### Required work
Reproduce each of the following entries line by line, with no changes to any character.
+ + +
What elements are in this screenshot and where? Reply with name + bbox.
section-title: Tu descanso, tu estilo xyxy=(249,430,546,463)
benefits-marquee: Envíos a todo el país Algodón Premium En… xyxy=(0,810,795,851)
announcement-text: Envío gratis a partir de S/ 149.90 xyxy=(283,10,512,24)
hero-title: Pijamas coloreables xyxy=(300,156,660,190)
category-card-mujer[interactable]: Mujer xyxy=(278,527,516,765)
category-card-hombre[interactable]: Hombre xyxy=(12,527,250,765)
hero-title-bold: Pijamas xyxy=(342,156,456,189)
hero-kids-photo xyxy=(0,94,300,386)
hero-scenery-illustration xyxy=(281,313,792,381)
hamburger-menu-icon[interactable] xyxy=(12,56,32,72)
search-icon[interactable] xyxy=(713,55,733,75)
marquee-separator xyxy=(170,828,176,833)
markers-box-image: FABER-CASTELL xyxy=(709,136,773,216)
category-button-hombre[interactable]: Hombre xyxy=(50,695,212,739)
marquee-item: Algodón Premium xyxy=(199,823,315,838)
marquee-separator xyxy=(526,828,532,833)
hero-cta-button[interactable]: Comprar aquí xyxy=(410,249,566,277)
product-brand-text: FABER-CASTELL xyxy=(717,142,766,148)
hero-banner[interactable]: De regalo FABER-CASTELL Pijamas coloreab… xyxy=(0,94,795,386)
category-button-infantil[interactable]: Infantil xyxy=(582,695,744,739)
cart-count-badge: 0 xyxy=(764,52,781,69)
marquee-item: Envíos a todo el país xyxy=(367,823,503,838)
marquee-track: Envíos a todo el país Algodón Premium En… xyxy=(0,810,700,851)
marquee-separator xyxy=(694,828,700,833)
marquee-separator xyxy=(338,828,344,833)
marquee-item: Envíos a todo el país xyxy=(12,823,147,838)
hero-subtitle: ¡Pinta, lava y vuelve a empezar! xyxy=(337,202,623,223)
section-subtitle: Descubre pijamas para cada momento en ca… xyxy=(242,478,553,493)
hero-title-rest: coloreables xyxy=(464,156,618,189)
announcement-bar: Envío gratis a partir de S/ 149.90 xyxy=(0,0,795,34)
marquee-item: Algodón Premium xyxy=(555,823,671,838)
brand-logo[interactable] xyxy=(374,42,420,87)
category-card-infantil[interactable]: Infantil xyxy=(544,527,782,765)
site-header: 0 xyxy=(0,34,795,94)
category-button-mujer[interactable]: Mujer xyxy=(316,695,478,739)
+ + +
### Written solution
What elements are in this screenshot and where? Reply with name + bbox.
section-title: Tu descanso, tu estilo xyxy=(249,430,546,463)
benefits-marquee: Envíos a todo el país Algodón Premium En… xyxy=(0,810,795,851)
announcement-text: Envío gratis a partir de S/ 149.90 xyxy=(283,10,512,24)
hero-title: Pijamas coloreables xyxy=(300,156,660,190)
category-card-mujer[interactable]: Mujer xyxy=(278,527,516,765)
category-card-hombre[interactable]: Hombre xyxy=(12,527,250,765)
hero-title-bold: Pijamas xyxy=(342,156,456,189)
hero-kids-photo xyxy=(0,94,300,386)
hero-scenery-illustration xyxy=(281,313,792,381)
hamburger-menu-icon[interactable] xyxy=(12,56,32,72)
search-icon[interactable] xyxy=(713,55,733,75)
marquee-separator xyxy=(170,828,176,833)
markers-box-image: FABER-CASTELL xyxy=(709,136,773,216)
category-button-hombre[interactable]: Hombre xyxy=(50,695,212,739)
marquee-item: Algodón Premium xyxy=(199,823,315,838)
marquee-separator xyxy=(526,828,532,833)
hero-cta-button[interactable]: Comprar aquí xyxy=(410,249,566,277)
product-brand-text: FABER-CASTELL xyxy=(717,142,766,148)
hero-banner[interactable]: De regalo FABER-CASTELL Pijamas coloreab… xyxy=(0,94,795,386)
category-button-infantil[interactable]: Infantil xyxy=(582,695,744,739)
cart-count-badge: 0 xyxy=(764,52,781,69)
marquee-item: Envíos a todo el país xyxy=(367,823,503,838)
marquee-track: Envíos a todo el país Algodón Premium En… xyxy=(0,810,700,851)
marquee-separator xyxy=(694,828,700,833)
marquee-separator xyxy=(338,828,344,833)
marquee-item: Envíos a todo el país xyxy=(12,823,147,838)
hero-subtitle: ¡Pinta, lava y vuelve a empezar! xyxy=(337,202,623,223)
section-subtitle: Descubre pijamas para cada momento en ca… xyxy=(242,478,553,493)
hero-title-rest: coloreables xyxy=(464,156,618,189)
announcement-bar: Envío gratis a partir de S/ 149.90 xyxy=(0,0,795,34)
marquee-item: Algodón Premium xyxy=(555,823,671,838)
brand-logo[interactable] xyxy=(374,42,420,87)
category-card-infantil[interactable]: Infantil xyxy=(544,527,782,765)
site-header: 0 xyxy=(0,34,795,94)
category-button-mujer[interactable]: Mujer xyxy=(316,695,478,739)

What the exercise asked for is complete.